## [Task]
Where a line in the listing contains the string "mobs", copy that line out.

[Structured figure records]
──────
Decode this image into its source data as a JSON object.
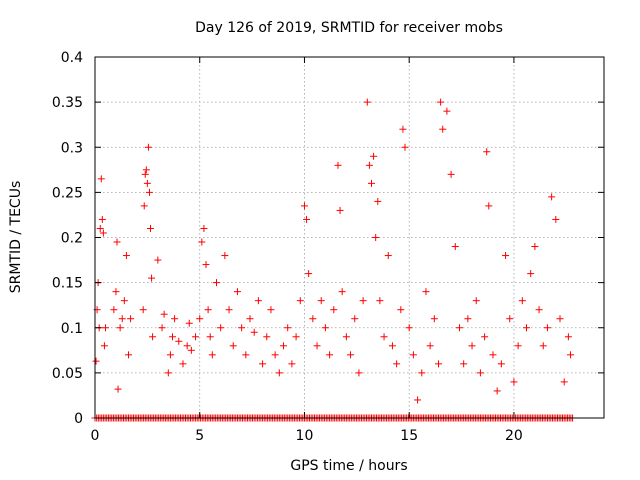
{
  "chart_data": {
    "type": "scatter",
    "title": "Day 126 of 2019, SRMTID for receiver mobs",
    "xlabel": "GPS time / hours",
    "ylabel": "SRMTID / TECUs",
    "xlim": [
      0,
      24.3
    ],
    "ylim": [
      0,
      0.4
    ],
    "x_ticks": [
      0,
      5,
      10,
      15,
      20
    ],
    "x_tick_labels": [
      "0",
      "5",
      "10",
      "15",
      "20"
    ],
    "y_ticks": [
      0,
      0.05,
      0.1,
      0.15,
      0.2,
      0.25,
      0.3,
      0.35,
      0.4
    ],
    "y_tick_labels": [
      "0",
      "0.05",
      "0.1",
      "0.15",
      "0.2",
      "0.25",
      "0.3",
      "0.35",
      "0.4"
    ],
    "grid": true,
    "marker": "+",
    "series": [
      {
        "name": "mobs",
        "color": "#ff0000",
        "x": [
          0.05,
          0.1,
          0.15,
          0.2,
          0.25,
          0.3,
          0.35,
          0.4,
          0.45,
          0.5,
          0.9,
          1.0,
          1.05,
          1.1,
          1.2,
          1.3,
          1.4,
          1.5,
          1.6,
          1.7,
          2.3,
          2.35,
          2.4,
          2.45,
          2.5,
          2.55,
          2.6,
          2.65,
          2.7,
          2.75,
          3.0,
          3.2,
          3.3,
          3.5,
          3.6,
          3.7,
          3.8,
          4.0,
          4.2,
          4.4,
          4.5,
          4.6,
          4.8,
          5.0,
          5.1,
          5.2,
          5.3,
          5.4,
          5.5,
          5.6,
          5.8,
          6.0,
          6.2,
          6.4,
          6.6,
          6.8,
          7.0,
          7.2,
          7.4,
          7.6,
          7.8,
          8.0,
          8.2,
          8.4,
          8.6,
          8.8,
          9.0,
          9.2,
          9.4,
          9.6,
          9.8,
          10.0,
          10.1,
          10.2,
          10.4,
          10.6,
          10.8,
          11.0,
          11.2,
          11.4,
          11.6,
          11.7,
          11.8,
          12.0,
          12.2,
          12.4,
          12.6,
          12.8,
          13.0,
          13.1,
          13.2,
          13.3,
          13.4,
          13.5,
          13.6,
          13.8,
          14.0,
          14.2,
          14.4,
          14.6,
          14.7,
          14.8,
          15.0,
          15.2,
          15.4,
          15.6,
          15.8,
          16.0,
          16.2,
          16.4,
          16.5,
          16.6,
          16.8,
          17.0,
          17.2,
          17.4,
          17.6,
          17.8,
          18.0,
          18.2,
          18.4,
          18.6,
          18.7,
          18.8,
          19.0,
          19.2,
          19.4,
          19.6,
          19.8,
          20.0,
          20.2,
          20.4,
          20.6,
          20.8,
          21.0,
          21.2,
          21.4,
          21.6,
          21.8,
          22.0,
          22.2,
          22.4,
          22.6,
          22.7
        ],
        "y": [
          0.063,
          0.12,
          0.15,
          0.1,
          0.21,
          0.265,
          0.22,
          0.205,
          0.08,
          0.1,
          0.12,
          0.14,
          0.195,
          0.032,
          0.1,
          0.11,
          0.13,
          0.18,
          0.07,
          0.11,
          0.12,
          0.235,
          0.27,
          0.275,
          0.26,
          0.3,
          0.25,
          0.21,
          0.155,
          0.09,
          0.175,
          0.1,
          0.115,
          0.05,
          0.07,
          0.09,
          0.11,
          0.085,
          0.06,
          0.08,
          0.105,
          0.075,
          0.09,
          0.11,
          0.195,
          0.21,
          0.17,
          0.12,
          0.09,
          0.07,
          0.15,
          0.1,
          0.18,
          0.12,
          0.08,
          0.14,
          0.1,
          0.07,
          0.11,
          0.095,
          0.13,
          0.06,
          0.09,
          0.12,
          0.07,
          0.05,
          0.08,
          0.1,
          0.06,
          0.09,
          0.13,
          0.235,
          0.22,
          0.16,
          0.11,
          0.08,
          0.13,
          0.1,
          0.07,
          0.12,
          0.28,
          0.23,
          0.14,
          0.09,
          0.07,
          0.11,
          0.05,
          0.13,
          0.35,
          0.28,
          0.26,
          0.29,
          0.2,
          0.24,
          0.13,
          0.09,
          0.18,
          0.08,
          0.06,
          0.12,
          0.32,
          0.3,
          0.1,
          0.07,
          0.02,
          0.05,
          0.14,
          0.08,
          0.11,
          0.06,
          0.35,
          0.32,
          0.34,
          0.27,
          0.19,
          0.1,
          0.06,
          0.11,
          0.08,
          0.13,
          0.05,
          0.09,
          0.295,
          0.235,
          0.07,
          0.03,
          0.06,
          0.18,
          0.11,
          0.04,
          0.08,
          0.13,
          0.1,
          0.16,
          0.19,
          0.12,
          0.08,
          0.1,
          0.245,
          0.22,
          0.11,
          0.04,
          0.09,
          0.07
        ],
        "zero_band_x": [
          0,
          22.8
        ]
      }
    ]
  }
}
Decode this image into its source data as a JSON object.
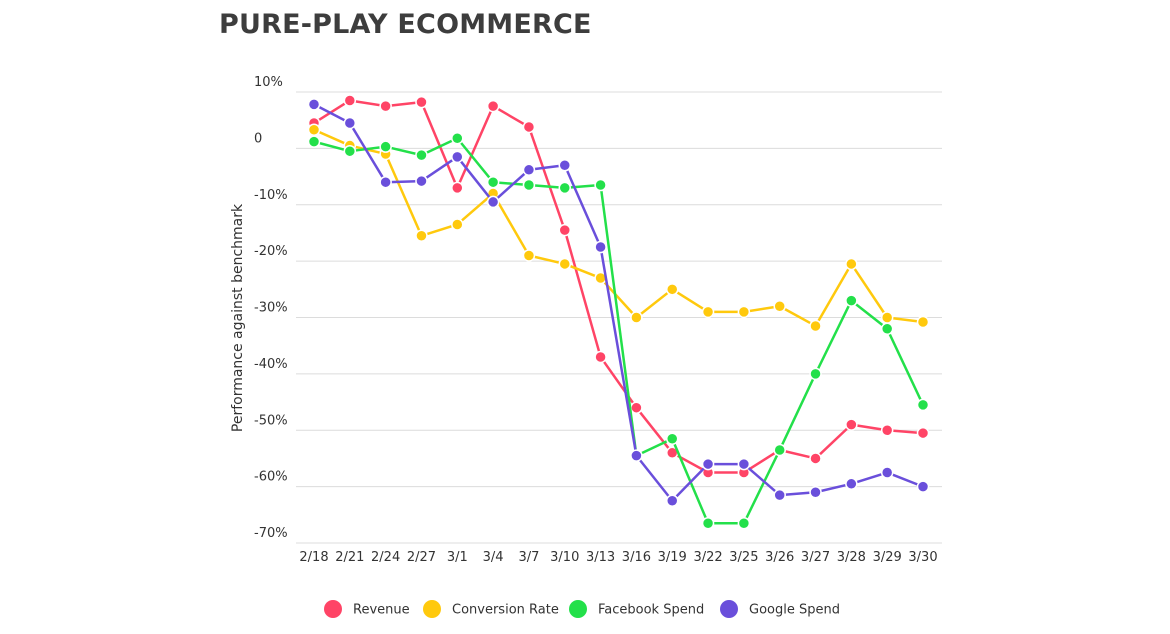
{
  "chart_data": {
    "type": "line",
    "title": "PURE-PLAY ECOMMERCE",
    "xlabel": "",
    "ylabel": "Performance against benchmark",
    "categories": [
      "2/18",
      "2/21",
      "2/24",
      "2/27",
      "3/1",
      "3/4",
      "3/7",
      "3/10",
      "3/13",
      "3/16",
      "3/19",
      "3/22",
      "3/25",
      "3/26",
      "3/27",
      "3/28",
      "3/29",
      "3/30"
    ],
    "ylim": [
      -70,
      10
    ],
    "yticks": [
      10,
      0,
      -10,
      -20,
      -30,
      -40,
      -50,
      -60,
      -70
    ],
    "ytick_labels": [
      "10%",
      "0",
      "-10%",
      "-20%",
      "-30%",
      "-40%",
      "-50%",
      "-60%",
      "-70%"
    ],
    "grid": true,
    "legend_position": "bottom",
    "series": [
      {
        "name": "Revenue",
        "color": "#ff4466",
        "values": [
          4.5,
          8.5,
          7.5,
          8.2,
          -7,
          7.5,
          3.8,
          -14.5,
          -37,
          -46,
          -54,
          -57.5,
          -57.5,
          -53.5,
          -55,
          -49,
          -50,
          -50.5
        ]
      },
      {
        "name": "Conversion Rate",
        "color": "#ffc90d",
        "values": [
          3.3,
          0.5,
          -1,
          -15.5,
          -13.5,
          -8,
          -19,
          -20.5,
          -23,
          -30,
          -25,
          -29,
          -29,
          -28,
          -31.5,
          -20.5,
          -30,
          -30.8
        ]
      },
      {
        "name": "Facebook Spend",
        "color": "#23e04a",
        "values": [
          1.2,
          -0.5,
          0.3,
          -1.2,
          1.8,
          -6,
          -6.5,
          -7,
          -6.5,
          -54.5,
          -51.5,
          -66.5,
          -66.5,
          -53.5,
          -40,
          -27,
          -32,
          -45.5
        ]
      },
      {
        "name": "Google Spend",
        "color": "#6a4fdb",
        "values": [
          7.8,
          4.5,
          -6,
          -5.8,
          -1.5,
          -9.5,
          -3.8,
          -3,
          -17.5,
          -54.5,
          -62.5,
          -56,
          -56,
          -61.5,
          -61,
          -59.5,
          -57.5,
          -60
        ]
      }
    ]
  }
}
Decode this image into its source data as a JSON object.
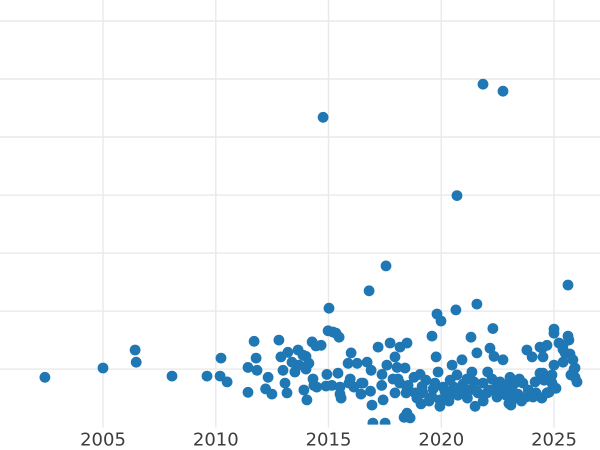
{
  "chart": {
    "point_color": "#1f77b4",
    "grid_color": "#e9e9e9",
    "tick_mark_color": "#dcdcdc",
    "tick_label_color": "#3d3d3d",
    "background_color": "#ffffff",
    "tick_font_size": 18
  },
  "chart_data": {
    "type": "scatter",
    "title": "",
    "subtitle": "",
    "xlabel": "",
    "ylabel": "",
    "legend": false,
    "grid": true,
    "xlim": [
      2000.43,
      2027.04
    ],
    "ylim": [
      0.044,
      7.362
    ],
    "x_tick_years": [
      2005,
      2010,
      2015,
      2020,
      2025
    ],
    "x_tick_labels": [
      "2005",
      "2010",
      "2015",
      "2020",
      "2025"
    ],
    "y_gridline_values": [
      1,
      2,
      3,
      4,
      5,
      6,
      7
    ],
    "series": [
      {
        "name": "observations",
        "marker": "circle",
        "marker_radius_px": 5.4,
        "points": [
          [
            2002.42,
            0.86
          ],
          [
            2005.0,
            1.02
          ],
          [
            2006.42,
            1.33
          ],
          [
            2006.47,
            1.12
          ],
          [
            2008.06,
            0.88
          ],
          [
            2009.61,
            0.88
          ],
          [
            2010.23,
            1.19
          ],
          [
            2010.19,
            0.88
          ],
          [
            2010.5,
            0.78
          ],
          [
            2011.43,
            1.03
          ],
          [
            2011.43,
            0.6
          ],
          [
            2011.7,
            1.48
          ],
          [
            2011.79,
            1.19
          ],
          [
            2011.83,
            0.98
          ],
          [
            2012.21,
            0.66
          ],
          [
            2012.32,
            0.86
          ],
          [
            2012.49,
            0.57
          ],
          [
            2012.8,
            1.5
          ],
          [
            2012.89,
            1.21
          ],
          [
            2012.98,
            0.98
          ],
          [
            2013.07,
            0.76
          ],
          [
            2013.16,
            0.59
          ],
          [
            2013.2,
            1.29
          ],
          [
            2013.38,
            1.12
          ],
          [
            2013.51,
            0.95
          ],
          [
            2013.65,
            1.33
          ],
          [
            2013.69,
            1.07
          ],
          [
            2013.87,
            1.24
          ],
          [
            2013.91,
            0.64
          ],
          [
            2014.0,
            1.0
          ],
          [
            2014.0,
            1.22
          ],
          [
            2014.13,
            1.1
          ],
          [
            2014.04,
            0.47
          ],
          [
            2014.27,
            1.47
          ],
          [
            2014.35,
            0.72
          ],
          [
            2014.44,
            1.4
          ],
          [
            2014.48,
            0.69
          ],
          [
            2014.76,
            5.34
          ],
          [
            2014.67,
            1.41
          ],
          [
            2015.02,
            2.05
          ],
          [
            2014.98,
            1.66
          ],
          [
            2014.89,
            0.71
          ],
          [
            2014.93,
            0.91
          ],
          [
            2015.2,
            1.64
          ],
          [
            2015.15,
            0.72
          ],
          [
            2015.33,
            1.62
          ],
          [
            2015.42,
            0.93
          ],
          [
            2015.47,
            1.55
          ],
          [
            2015.51,
            0.69
          ],
          [
            2015.51,
            0.57
          ],
          [
            2015.87,
            1.1
          ],
          [
            2015.91,
            0.76
          ],
          [
            2016.0,
            1.28
          ],
          [
            2016.13,
            0.69
          ],
          [
            2016.27,
            1.1
          ],
          [
            2016.44,
            0.57
          ],
          [
            2016.53,
            0.76
          ],
          [
            2016.8,
            2.35
          ],
          [
            2016.71,
            1.12
          ],
          [
            2016.93,
            0.38
          ],
          [
            2016.89,
            0.98
          ],
          [
            2016.97,
            0.07
          ],
          [
            2017.2,
            1.38
          ],
          [
            2017.37,
            0.91
          ],
          [
            2017.55,
            2.78
          ],
          [
            2017.42,
            0.47
          ],
          [
            2017.59,
            1.07
          ],
          [
            2017.51,
            0.07
          ],
          [
            2017.73,
            1.45
          ],
          [
            2017.95,
            1.21
          ],
          [
            2017.95,
            0.59
          ],
          [
            2018.04,
            1.03
          ],
          [
            2018.08,
            0.83
          ],
          [
            2018.17,
            1.38
          ],
          [
            2018.35,
            0.17
          ],
          [
            2018.44,
            0.59
          ],
          [
            2018.39,
            1.02
          ],
          [
            2018.48,
            1.45
          ],
          [
            2018.48,
            0.64
          ],
          [
            2018.48,
            0.24
          ],
          [
            2018.97,
            0.57
          ],
          [
            2018.79,
            0.86
          ],
          [
            2018.62,
            0.16
          ],
          [
            2018.84,
            0.59
          ],
          [
            2019.06,
            0.91
          ],
          [
            2019.1,
            0.4
          ],
          [
            2019.19,
            0.59
          ],
          [
            2019.32,
            0.81
          ],
          [
            2019.59,
            1.57
          ],
          [
            2019.59,
            0.52
          ],
          [
            2019.72,
            0.76
          ],
          [
            2019.77,
            1.21
          ],
          [
            2019.81,
            1.95
          ],
          [
            2019.94,
            0.47
          ],
          [
            2019.94,
            0.36
          ],
          [
            2019.99,
            1.83
          ],
          [
            2020.08,
            0.69
          ],
          [
            2020.34,
            0.55
          ],
          [
            2020.39,
            0.81
          ],
          [
            2020.7,
            3.99
          ],
          [
            2020.48,
            1.07
          ],
          [
            2020.65,
            2.02
          ],
          [
            2020.7,
            0.9
          ],
          [
            2020.83,
            0.59
          ],
          [
            2020.92,
            1.16
          ],
          [
            2021.14,
            0.83
          ],
          [
            2021.23,
            0.64
          ],
          [
            2021.32,
            1.55
          ],
          [
            2021.45,
            0.78
          ],
          [
            2021.58,
            2.12
          ],
          [
            2021.5,
            0.36
          ],
          [
            2021.58,
            1.28
          ],
          [
            2021.85,
            5.91
          ],
          [
            2021.63,
            0.59
          ],
          [
            2021.85,
            0.76
          ],
          [
            2022.03,
            0.59
          ],
          [
            2022.16,
            1.36
          ],
          [
            2022.25,
            0.83
          ],
          [
            2022.29,
            1.7
          ],
          [
            2022.34,
            1.22
          ],
          [
            2022.47,
            0.52
          ],
          [
            2022.61,
            0.78
          ],
          [
            2022.74,
            5.79
          ],
          [
            2022.74,
            1.16
          ],
          [
            2022.87,
            0.55
          ],
          [
            2023.0,
            0.41
          ],
          [
            2023.05,
            0.86
          ],
          [
            2023.09,
            0.38
          ],
          [
            2023.27,
            0.76
          ],
          [
            2023.31,
            0.5
          ],
          [
            2023.4,
            0.57
          ],
          [
            2023.62,
            0.76
          ],
          [
            2023.76,
            0.52
          ],
          [
            2023.8,
            1.33
          ],
          [
            2024.03,
            1.21
          ],
          [
            2024.07,
            0.52
          ],
          [
            2024.2,
            0.59
          ],
          [
            2024.38,
            1.38
          ],
          [
            2024.38,
            0.93
          ],
          [
            2024.47,
            1.36
          ],
          [
            2024.51,
            1.21
          ],
          [
            2024.51,
            0.93
          ],
          [
            2024.56,
            0.81
          ],
          [
            2024.69,
            1.41
          ],
          [
            2024.69,
            0.59
          ],
          [
            2024.78,
            0.6
          ],
          [
            2024.91,
            0.9
          ],
          [
            2024.91,
            0.76
          ],
          [
            2025.0,
            1.69
          ],
          [
            2025.0,
            1.62
          ],
          [
            2025.0,
            1.07
          ],
          [
            2025.09,
            0.67
          ],
          [
            2025.22,
            1.45
          ],
          [
            2025.4,
            1.41
          ],
          [
            2025.4,
            1.34
          ],
          [
            2025.62,
            2.45
          ],
          [
            2025.4,
            1.12
          ],
          [
            2025.49,
            1.28
          ],
          [
            2025.62,
            1.57
          ],
          [
            2025.66,
            1.5
          ],
          [
            2025.71,
            1.26
          ],
          [
            2025.84,
            1.16
          ],
          [
            2025.89,
            1.0
          ],
          [
            2025.93,
            1.02
          ],
          [
            2025.93,
            0.86
          ],
          [
            2026.02,
            0.78
          ],
          [
            2025.75,
            0.9
          ],
          [
            2018.53,
            0.72
          ],
          [
            2018.92,
            0.5
          ],
          [
            2019.15,
            0.7
          ],
          [
            2019.46,
            0.45
          ],
          [
            2019.64,
            0.66
          ],
          [
            2019.86,
            0.95
          ],
          [
            2020.16,
            0.62
          ],
          [
            2020.34,
            0.45
          ],
          [
            2020.56,
            0.69
          ],
          [
            2020.74,
            0.55
          ],
          [
            2020.96,
            0.74
          ],
          [
            2021.16,
            0.5
          ],
          [
            2021.36,
            0.95
          ],
          [
            2021.56,
            0.62
          ],
          [
            2021.86,
            0.45
          ],
          [
            2022.06,
            0.95
          ],
          [
            2022.16,
            0.64
          ],
          [
            2022.46,
            0.69
          ],
          [
            2022.66,
            0.62
          ],
          [
            2022.86,
            0.72
          ],
          [
            2023.16,
            0.62
          ],
          [
            2023.46,
            0.83
          ],
          [
            2023.56,
            0.45
          ],
          [
            2023.86,
            0.64
          ],
          [
            2024.16,
            0.78
          ],
          [
            2024.46,
            0.5
          ],
          [
            2024.86,
            0.81
          ],
          [
            2016.86,
            0.62
          ],
          [
            2017.36,
            0.72
          ],
          [
            2017.86,
            0.83
          ],
          [
            2018.16,
            0.76
          ],
          [
            2014.31,
            0.83
          ],
          [
            2015.56,
            0.5
          ],
          [
            2015.96,
            0.83
          ],
          [
            2016.46,
            0.76
          ]
        ]
      }
    ]
  }
}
──────
## [Exercise result]
    "title": "Day 126 of 2019, SRMTID for receiver mobs",
        "name": "mobs",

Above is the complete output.